Do this –
Each entry here needs to be set down again exactly, please; pictures are left out.

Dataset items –

— start —

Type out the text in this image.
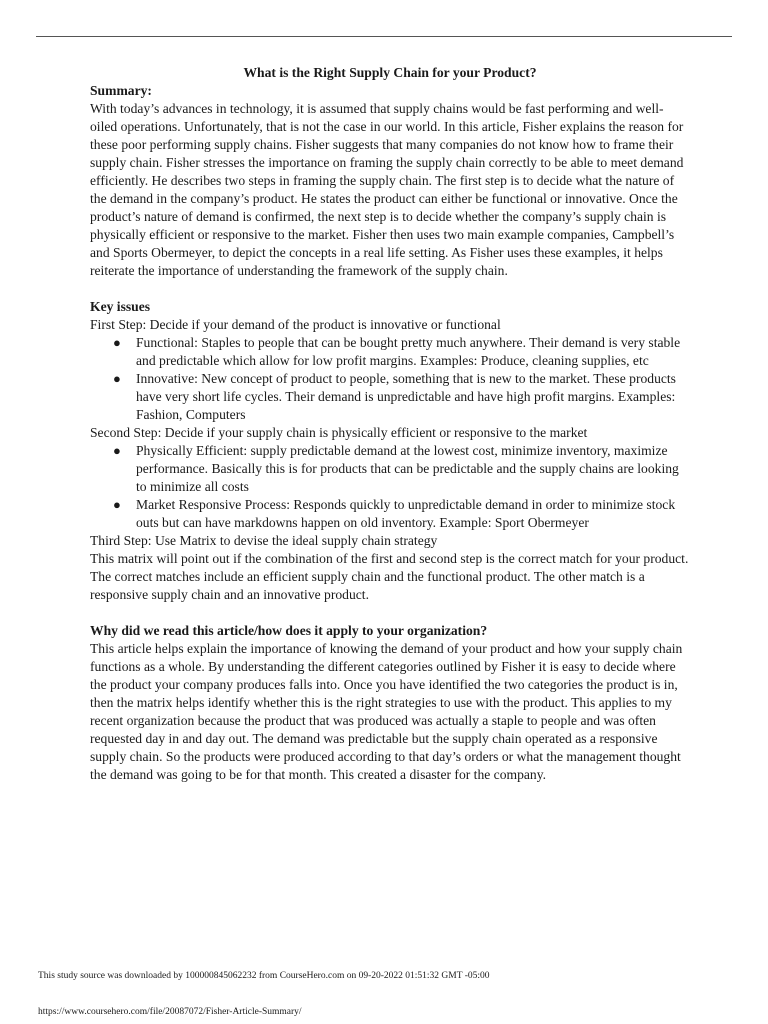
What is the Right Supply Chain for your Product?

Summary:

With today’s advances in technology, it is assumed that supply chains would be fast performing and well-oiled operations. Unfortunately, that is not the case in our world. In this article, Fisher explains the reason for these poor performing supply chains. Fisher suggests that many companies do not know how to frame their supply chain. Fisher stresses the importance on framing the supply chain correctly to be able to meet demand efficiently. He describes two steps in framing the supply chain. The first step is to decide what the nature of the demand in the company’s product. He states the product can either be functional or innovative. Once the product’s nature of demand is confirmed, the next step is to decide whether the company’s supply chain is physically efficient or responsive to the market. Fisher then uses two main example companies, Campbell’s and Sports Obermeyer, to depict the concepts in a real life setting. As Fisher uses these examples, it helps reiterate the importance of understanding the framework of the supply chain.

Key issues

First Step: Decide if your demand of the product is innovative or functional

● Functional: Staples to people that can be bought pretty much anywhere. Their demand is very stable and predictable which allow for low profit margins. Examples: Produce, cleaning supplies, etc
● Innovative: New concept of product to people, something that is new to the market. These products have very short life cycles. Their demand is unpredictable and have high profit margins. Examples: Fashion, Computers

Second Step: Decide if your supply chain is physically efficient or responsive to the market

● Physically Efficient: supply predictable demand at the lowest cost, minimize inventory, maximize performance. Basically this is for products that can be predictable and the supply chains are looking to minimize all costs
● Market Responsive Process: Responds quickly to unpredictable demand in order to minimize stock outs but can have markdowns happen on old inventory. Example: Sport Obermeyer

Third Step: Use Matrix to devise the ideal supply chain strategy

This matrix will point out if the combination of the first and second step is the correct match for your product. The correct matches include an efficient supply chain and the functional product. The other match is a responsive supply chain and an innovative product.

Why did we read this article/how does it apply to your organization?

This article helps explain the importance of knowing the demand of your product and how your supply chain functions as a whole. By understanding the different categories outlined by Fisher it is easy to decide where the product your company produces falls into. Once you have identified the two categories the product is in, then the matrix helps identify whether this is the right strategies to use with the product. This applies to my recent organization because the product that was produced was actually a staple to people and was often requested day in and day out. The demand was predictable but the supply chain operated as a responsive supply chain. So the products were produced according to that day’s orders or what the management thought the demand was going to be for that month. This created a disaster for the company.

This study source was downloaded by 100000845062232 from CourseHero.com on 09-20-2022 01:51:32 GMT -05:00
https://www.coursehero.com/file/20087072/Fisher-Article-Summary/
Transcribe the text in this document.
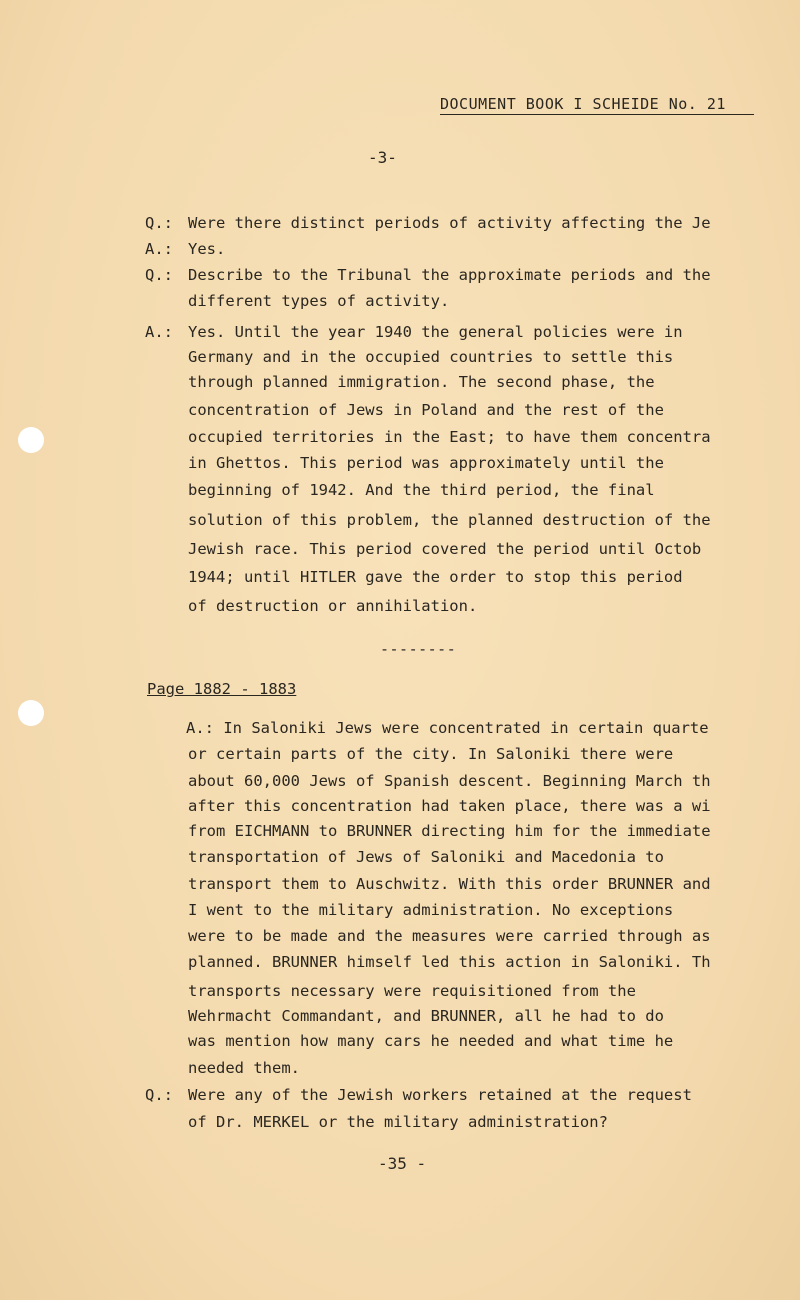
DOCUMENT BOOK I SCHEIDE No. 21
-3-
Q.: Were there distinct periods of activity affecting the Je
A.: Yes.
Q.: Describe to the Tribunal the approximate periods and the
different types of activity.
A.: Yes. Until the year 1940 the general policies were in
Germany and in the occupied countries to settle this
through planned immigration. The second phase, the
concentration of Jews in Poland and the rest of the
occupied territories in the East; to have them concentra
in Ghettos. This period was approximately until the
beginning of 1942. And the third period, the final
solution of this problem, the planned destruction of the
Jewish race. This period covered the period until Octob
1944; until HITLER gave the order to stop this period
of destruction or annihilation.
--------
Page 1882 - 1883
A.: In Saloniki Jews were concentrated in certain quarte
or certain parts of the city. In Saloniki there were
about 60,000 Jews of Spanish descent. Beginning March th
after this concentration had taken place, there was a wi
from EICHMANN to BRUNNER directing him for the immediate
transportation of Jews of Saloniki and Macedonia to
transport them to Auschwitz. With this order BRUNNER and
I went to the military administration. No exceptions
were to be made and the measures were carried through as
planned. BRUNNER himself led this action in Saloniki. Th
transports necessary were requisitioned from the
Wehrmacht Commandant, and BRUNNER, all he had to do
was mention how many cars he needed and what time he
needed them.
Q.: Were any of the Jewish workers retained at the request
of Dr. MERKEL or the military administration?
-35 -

— end —

Worked answer –
Type out the text in this image.
What is the Right Supply Chain for your Product?

Summary:

With today’s advances in technology, it is assumed that supply chains would be fast performing and well-oiled operations. Unfortunately, that is not the case in our world. In this article, Fisher explains the reason for these poor performing supply chains. Fisher suggests that many companies do not know how to frame their supply chain. Fisher stresses the importance on framing the supply chain correctly to be able to meet demand efficiently. He describes two steps in framing the supply chain. The first step is to decide what the nature of the demand in the company’s product. He states the product can either be functional or innovative. Once the product’s nature of demand is confirmed, the next step is to decide whether the company’s supply chain is physically efficient or responsive to the market. Fisher then uses two main example companies, Campbell’s and Sports Obermeyer, to depict the concepts in a real life setting. As Fisher uses these examples, it helps reiterate the importance of understanding the framework of the supply chain.

Key issues

First Step: Decide if your demand of the product is innovative or functional

● Functional: Staples to people that can be bought pretty much anywhere. Their demand is very stable and predictable which allow for low profit margins. Examples: Produce, cleaning supplies, etc
● Innovative: New concept of product to people, something that is new to the market. These products have very short life cycles. Their demand is unpredictable and have high profit margins. Examples: Fashion, Computers

Second Step: Decide if your supply chain is physically efficient or responsive to the market

● Physically Efficient: supply predictable demand at the lowest cost, minimize inventory, maximize performance. Basically this is for products that can be predictable and the supply chains are looking to minimize all costs
● Market Responsive Process: Responds quickly to unpredictable demand in order to minimize stock outs but can have markdowns happen on old inventory. Example: Sport Obermeyer

Third Step: Use Matrix to devise the ideal supply chain strategy

This matrix will point out if the combination of the first and second step is the correct match for your product. The correct matches include an efficient supply chain and the functional product. The other match is a responsive supply chain and an innovative product.

Why did we read this article/how does it apply to your organization?

This article helps explain the importance of knowing the demand of your product and how your supply chain functions as a whole. By understanding the different categories outlined by Fisher it is easy to decide where the product your company produces falls into. Once you have identified the two categories the product is in, then the matrix helps identify whether this is the right strategies to use with the product. This applies to my recent organization because the product that was produced was actually a staple to people and was often requested day in and day out. The demand was predictable but the supply chain operated as a responsive supply chain. So the products were produced according to that day’s orders or what the management thought the demand was going to be for that month. This created a disaster for the company.

This study source was downloaded by 100000845062232 from CourseHero.com on 09-20-2022 01:51:32 GMT -05:00
https://www.coursehero.com/file/20087072/Fisher-Article-Summary/
Transcribe the text in this document.
DOCUMENT BOOK I SCHEIDE No. 21
-3-
Q.: Were there distinct periods of activity affecting the Je
A.: Yes.
Q.: Describe to the Tribunal the approximate periods and the
different types of activity.
A.: Yes. Until the year 1940 the general policies were in
Germany and in the occupied countries to settle this
through planned immigration. The second phase, the
concentration of Jews in Poland and the rest of the
occupied territories in the East; to have them concentra
in Ghettos. This period was approximately until the
beginning of 1942. And the third period, the final
solution of this problem, the planned destruction of the
Jewish race. This period covered the period until Octob
1944; until HITLER gave the order to stop this period
of destruction or annihilation.
--------
Page 1882 - 1883
A.: In Saloniki Jews were concentrated in certain quarte
or certain parts of the city. In Saloniki there were
about 60,000 Jews of Spanish descent. Beginning March th
after this concentration had taken place, there was a wi
from EICHMANN to BRUNNER directing him for the immediate
transportation of Jews of Saloniki and Macedonia to
transport them to Auschwitz. With this order BRUNNER and
I went to the military administration. No exceptions
were to be made and the measures were carried through as
planned. BRUNNER himself led this action in Saloniki. Th
transports necessary were requisitioned from the
Wehrmacht Commandant, and BRUNNER, all he had to do
was mention how many cars he needed and what time he
needed them.
Q.: Were any of the Jewish workers retained at the request
of Dr. MERKEL or the military administration?
-35 -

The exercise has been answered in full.